===== Material provided =====

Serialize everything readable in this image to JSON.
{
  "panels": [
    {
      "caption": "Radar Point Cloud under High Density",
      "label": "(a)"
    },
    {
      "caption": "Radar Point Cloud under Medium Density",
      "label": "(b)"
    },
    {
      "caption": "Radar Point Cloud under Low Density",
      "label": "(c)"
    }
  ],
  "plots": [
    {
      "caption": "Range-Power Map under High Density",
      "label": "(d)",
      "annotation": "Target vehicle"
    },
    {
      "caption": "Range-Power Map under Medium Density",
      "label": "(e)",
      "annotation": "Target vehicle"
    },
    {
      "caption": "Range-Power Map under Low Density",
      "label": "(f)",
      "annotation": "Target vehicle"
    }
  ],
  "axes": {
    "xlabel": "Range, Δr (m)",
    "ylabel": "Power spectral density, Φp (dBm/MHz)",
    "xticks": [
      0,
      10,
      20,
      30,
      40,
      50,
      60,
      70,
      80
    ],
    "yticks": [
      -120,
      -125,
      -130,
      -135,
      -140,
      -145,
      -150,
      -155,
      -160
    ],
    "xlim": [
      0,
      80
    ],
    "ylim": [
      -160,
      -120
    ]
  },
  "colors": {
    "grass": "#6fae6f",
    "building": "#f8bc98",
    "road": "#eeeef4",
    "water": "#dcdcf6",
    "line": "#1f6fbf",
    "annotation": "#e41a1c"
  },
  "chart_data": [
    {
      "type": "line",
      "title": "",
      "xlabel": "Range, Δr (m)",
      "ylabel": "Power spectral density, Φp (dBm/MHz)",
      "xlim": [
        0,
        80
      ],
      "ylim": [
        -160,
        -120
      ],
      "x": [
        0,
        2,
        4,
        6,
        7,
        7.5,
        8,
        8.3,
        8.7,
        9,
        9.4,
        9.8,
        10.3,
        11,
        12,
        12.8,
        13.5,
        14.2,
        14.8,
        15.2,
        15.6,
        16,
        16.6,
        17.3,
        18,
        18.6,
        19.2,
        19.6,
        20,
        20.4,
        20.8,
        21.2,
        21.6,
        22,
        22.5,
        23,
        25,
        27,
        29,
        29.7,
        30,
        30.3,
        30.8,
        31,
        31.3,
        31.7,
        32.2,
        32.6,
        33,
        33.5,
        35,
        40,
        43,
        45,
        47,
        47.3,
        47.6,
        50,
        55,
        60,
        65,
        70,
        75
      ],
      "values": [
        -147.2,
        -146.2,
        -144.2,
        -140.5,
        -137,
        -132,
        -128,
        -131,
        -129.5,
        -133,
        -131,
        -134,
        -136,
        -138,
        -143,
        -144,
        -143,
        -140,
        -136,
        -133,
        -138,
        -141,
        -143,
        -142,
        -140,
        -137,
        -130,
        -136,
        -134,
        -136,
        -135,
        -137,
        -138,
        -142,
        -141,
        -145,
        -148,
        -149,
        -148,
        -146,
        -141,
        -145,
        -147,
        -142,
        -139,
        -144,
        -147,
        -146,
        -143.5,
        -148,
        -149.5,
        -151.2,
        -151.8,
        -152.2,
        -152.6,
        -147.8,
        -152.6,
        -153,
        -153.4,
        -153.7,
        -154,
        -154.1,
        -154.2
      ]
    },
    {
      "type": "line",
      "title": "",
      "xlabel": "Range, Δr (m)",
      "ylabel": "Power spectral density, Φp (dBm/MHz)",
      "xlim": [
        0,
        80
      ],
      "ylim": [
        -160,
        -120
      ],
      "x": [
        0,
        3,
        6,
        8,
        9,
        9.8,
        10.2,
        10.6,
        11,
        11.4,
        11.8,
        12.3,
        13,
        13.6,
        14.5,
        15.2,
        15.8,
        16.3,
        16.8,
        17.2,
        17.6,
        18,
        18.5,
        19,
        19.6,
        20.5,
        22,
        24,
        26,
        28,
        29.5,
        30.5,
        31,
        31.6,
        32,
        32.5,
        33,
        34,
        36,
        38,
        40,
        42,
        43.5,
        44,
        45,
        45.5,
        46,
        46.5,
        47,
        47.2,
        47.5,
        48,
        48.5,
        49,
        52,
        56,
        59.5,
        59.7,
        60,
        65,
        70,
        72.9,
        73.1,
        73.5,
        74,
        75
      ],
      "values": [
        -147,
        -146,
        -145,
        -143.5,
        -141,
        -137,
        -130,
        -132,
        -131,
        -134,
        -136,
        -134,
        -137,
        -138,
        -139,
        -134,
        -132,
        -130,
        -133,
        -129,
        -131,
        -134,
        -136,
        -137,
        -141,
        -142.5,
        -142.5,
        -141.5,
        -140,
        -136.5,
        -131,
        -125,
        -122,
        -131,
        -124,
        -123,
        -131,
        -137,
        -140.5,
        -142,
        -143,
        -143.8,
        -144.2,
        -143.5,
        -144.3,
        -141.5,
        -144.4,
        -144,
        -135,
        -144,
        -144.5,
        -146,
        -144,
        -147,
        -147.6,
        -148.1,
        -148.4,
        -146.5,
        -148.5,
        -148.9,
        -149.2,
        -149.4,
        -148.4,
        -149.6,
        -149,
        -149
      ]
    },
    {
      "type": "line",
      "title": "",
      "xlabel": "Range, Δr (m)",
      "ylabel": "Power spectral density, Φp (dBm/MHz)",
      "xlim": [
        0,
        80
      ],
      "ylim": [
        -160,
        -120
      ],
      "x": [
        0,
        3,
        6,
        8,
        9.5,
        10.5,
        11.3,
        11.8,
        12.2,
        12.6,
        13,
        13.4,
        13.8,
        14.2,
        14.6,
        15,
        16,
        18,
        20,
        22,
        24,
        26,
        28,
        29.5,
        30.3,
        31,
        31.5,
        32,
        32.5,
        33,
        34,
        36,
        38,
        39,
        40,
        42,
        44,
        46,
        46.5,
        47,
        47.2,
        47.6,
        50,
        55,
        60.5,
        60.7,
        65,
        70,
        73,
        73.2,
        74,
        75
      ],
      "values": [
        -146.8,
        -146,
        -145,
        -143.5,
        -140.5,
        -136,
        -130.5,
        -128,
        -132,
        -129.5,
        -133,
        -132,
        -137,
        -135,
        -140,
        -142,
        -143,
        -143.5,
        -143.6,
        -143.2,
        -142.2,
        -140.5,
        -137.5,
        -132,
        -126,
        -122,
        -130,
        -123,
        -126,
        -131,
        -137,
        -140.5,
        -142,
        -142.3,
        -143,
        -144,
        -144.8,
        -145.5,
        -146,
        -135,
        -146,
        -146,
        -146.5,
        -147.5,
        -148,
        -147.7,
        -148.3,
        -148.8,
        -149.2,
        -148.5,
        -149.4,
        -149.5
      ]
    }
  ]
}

=====

* **Task objective**
Repeat every record, exactly as written.

* **Written answer**
Serialize everything readable in this image to JSON.
{
  "panels": [
    {
      "caption": "Radar Point Cloud under High Density",
      "label": "(a)"
    },
    {
      "caption": "Radar Point Cloud under Medium Density",
      "label": "(b)"
    },
    {
      "caption": "Radar Point Cloud under Low Density",
      "label": "(c)"
    }
  ],
  "plots": [
    {
      "caption": "Range-Power Map under High Density",
      "label": "(d)",
      "annotation": "Target vehicle"
    },
    {
      "caption": "Range-Power Map under Medium Density",
      "label": "(e)",
      "annotation": "Target vehicle"
    },
    {
      "caption": "Range-Power Map under Low Density",
      "label": "(f)",
      "annotation": "Target vehicle"
    }
  ],
  "axes": {
    "xlabel": "Range, Δr (m)",
    "ylabel": "Power spectral density, Φp (dBm/MHz)",
    "xticks": [
      0,
      10,
      20,
      30,
      40,
      50,
      60,
      70,
      80
    ],
    "yticks": [
      -120,
      -125,
      -130,
      -135,
      -140,
      -145,
      -150,
      -155,
      -160
    ],
    "xlim": [
      0,
      80
    ],
    "ylim": [
      -160,
      -120
    ]
  },
  "colors": {
    "grass": "#6fae6f",
    "building": "#f8bc98",
    "road": "#eeeef4",
    "water": "#dcdcf6",
    "line": "#1f6fbf",
    "annotation": "#e41a1c"
  },
  "chart_data": [
    {
      "type": "line",
      "title": "",
      "xlabel": "Range, Δr (m)",
      "ylabel": "Power spectral density, Φp (dBm/MHz)",
      "xlim": [
        0,
        80
      ],
      "ylim": [
        -160,
        -120
      ],
      "x": [
        0,
        2,
        4,
        6,
        7,
        7.5,
        8,
        8.3,
        8.7,
        9,
        9.4,
        9.8,
        10.3,
        11,
        12,
        12.8,
        13.5,
        14.2,
        14.8,
        15.2,
        15.6,
        16,
        16.6,
        17.3,
        18,
        18.6,
        19.2,
        19.6,
        20,
        20.4,
        20.8,
        21.2,
        21.6,
        22,
        22.5,
        23,
        25,
        27,
        29,
        29.7,
        30,
        30.3,
        30.8,
        31,
        31.3,
        31.7,
        32.2,
        32.6,
        33,
        33.5,
        35,
        40,
        43,
        45,
        47,
        47.3,
        47.6,
        50,
        55,
        60,
        65,
        70,
        75
      ],
      "values": [
        -147.2,
        -146.2,
        -144.2,
        -140.5,
        -137,
        -132,
        -128,
        -131,
        -129.5,
        -133,
        -131,
        -134,
        -136,
        -138,
        -143,
        -144,
        -143,
        -140,
        -136,
        -133,
        -138,
        -141,
        -143,
        -142,
        -140,
        -137,
        -130,
        -136,
        -134,
        -136,
        -135,
        -137,
        -138,
        -142,
        -141,
        -145,
        -148,
        -149,
        -148,
        -146,
        -141,
        -145,
        -147,
        -142,
        -139,
        -144,
        -147,
        -146,
        -143.5,
        -148,
        -149.5,
        -151.2,
        -151.8,
        -152.2,
        -152.6,
        -147.8,
        -152.6,
        -153,
        -153.4,
        -153.7,
        -154,
        -154.1,
        -154.2
      ]
    },
    {
      "type": "line",
      "title": "",
      "xlabel": "Range, Δr (m)",
      "ylabel": "Power spectral density, Φp (dBm/MHz)",
      "xlim": [
        0,
        80
      ],
      "ylim": [
        -160,
        -120
      ],
      "x": [
        0,
        3,
        6,
        8,
        9,
        9.8,
        10.2,
        10.6,
        11,
        11.4,
        11.8,
        12.3,
        13,
        13.6,
        14.5,
        15.2,
        15.8,
        16.3,
        16.8,
        17.2,
        17.6,
        18,
        18.5,
        19,
        19.6,
        20.5,
        22,
        24,
        26,
        28,
        29.5,
        30.5,
        31,
        31.6,
        32,
        32.5,
        33,
        34,
        36,
        38,
        40,
        42,
        43.5,
        44,
        45,
        45.5,
        46,
        46.5,
        47,
        47.2,
        47.5,
        48,
        48.5,
        49,
        52,
        56,
        59.5,
        59.7,
        60,
        65,
        70,
        72.9,
        73.1,
        73.5,
        74,
        75
      ],
      "values": [
        -147,
        -146,
        -145,
        -143.5,
        -141,
        -137,
        -130,
        -132,
        -131,
        -134,
        -136,
        -134,
        -137,
        -138,
        -139,
        -134,
        -132,
        -130,
        -133,
        -129,
        -131,
        -134,
        -136,
        -137,
        -141,
        -142.5,
        -142.5,
        -141.5,
        -140,
        -136.5,
        -131,
        -125,
        -122,
        -131,
        -124,
        -123,
        -131,
        -137,
        -140.5,
        -142,
        -143,
        -143.8,
        -144.2,
        -143.5,
        -144.3,
        -141.5,
        -144.4,
        -144,
        -135,
        -144,
        -144.5,
        -146,
        -144,
        -147,
        -147.6,
        -148.1,
        -148.4,
        -146.5,
        -148.5,
        -148.9,
        -149.2,
        -149.4,
        -148.4,
        -149.6,
        -149,
        -149
      ]
    },
    {
      "type": "line",
      "title": "",
      "xlabel": "Range, Δr (m)",
      "ylabel": "Power spectral density, Φp (dBm/MHz)",
      "xlim": [
        0,
        80
      ],
      "ylim": [
        -160,
        -120
      ],
      "x": [
        0,
        3,
        6,
        8,
        9.5,
        10.5,
        11.3,
        11.8,
        12.2,
        12.6,
        13,
        13.4,
        13.8,
        14.2,
        14.6,
        15,
        16,
        18,
        20,
        22,
        24,
        26,
        28,
        29.5,
        30.3,
        31,
        31.5,
        32,
        32.5,
        33,
        34,
        36,
        38,
        39,
        40,
        42,
        44,
        46,
        46.5,
        47,
        47.2,
        47.6,
        50,
        55,
        60.5,
        60.7,
        65,
        70,
        73,
        73.2,
        74,
        75
      ],
      "values": [
        -146.8,
        -146,
        -145,
        -143.5,
        -140.5,
        -136,
        -130.5,
        -128,
        -132,
        -129.5,
        -133,
        -132,
        -137,
        -135,
        -140,
        -142,
        -143,
        -143.5,
        -143.6,
        -143.2,
        -142.2,
        -140.5,
        -137.5,
        -132,
        -126,
        -122,
        -130,
        -123,
        -126,
        -131,
        -137,
        -140.5,
        -142,
        -142.3,
        -143,
        -144,
        -144.8,
        -145.5,
        -146,
        -135,
        -146,
        -146,
        -146.5,
        -147.5,
        -148,
        -147.7,
        -148.3,
        -148.8,
        -149.2,
        -148.5,
        -149.4,
        -149.5
      ]
    }
  ]
}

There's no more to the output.